**Task details**
What follows is a set of entries. Give them again exactly, without the pictures.

**Exercise materials**
- - - - -
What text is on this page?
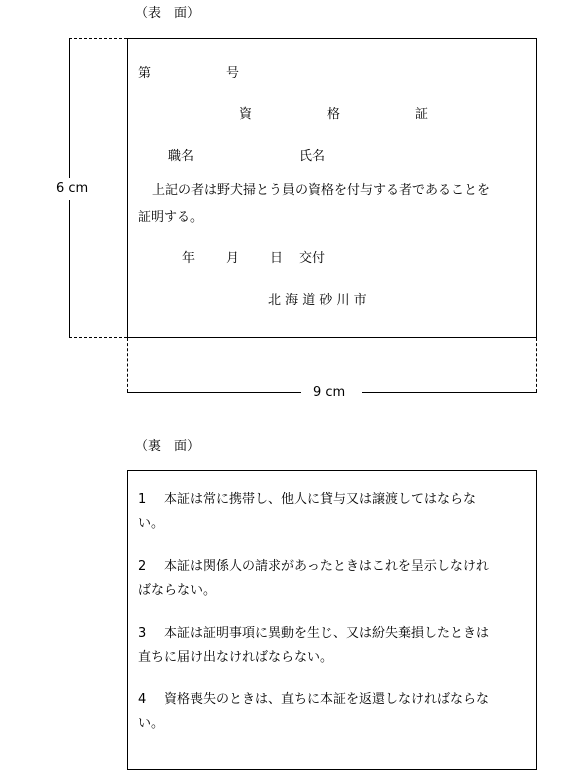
（表　面）
6 cm
第	号
資	格	証
職名	氏名
上記の者は野犬掃とう員の資格を付与する者であることを
証明する。
年 月 日 交付
北 海 道 砂 川 市
9 cm
（裏　面）
1 本証は常に携帯し、他人に貸与又は譲渡してはならな
い。
2 本証は関係人の請求があったときはこれを呈示しなけれ
ばならない。
3 本証は証明事項に異動を生じ、又は紛失棄損したときは
直ちに届け出なければならない。
4 資格喪失のときは、直ちに本証を返還しなければならな
い。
- - - - -
**Answer**
What text is on this page?
（表　面）
6 cm
第	号
資	格	証
職名	氏名
上記の者は野犬掃とう員の資格を付与する者であることを
証明する。
年 月 日 交付
北 海 道 砂 川 市
9 cm
（裏　面）
1 本証は常に携帯し、他人に貸与又は譲渡してはならな
い。
2 本証は関係人の請求があったときはこれを呈示しなけれ
ばならない。
3 本証は証明事項に異動を生じ、又は紛失棄損したときは
直ちに届け出なければならない。
4 資格喪失のときは、直ちに本証を返還しなければならな
い。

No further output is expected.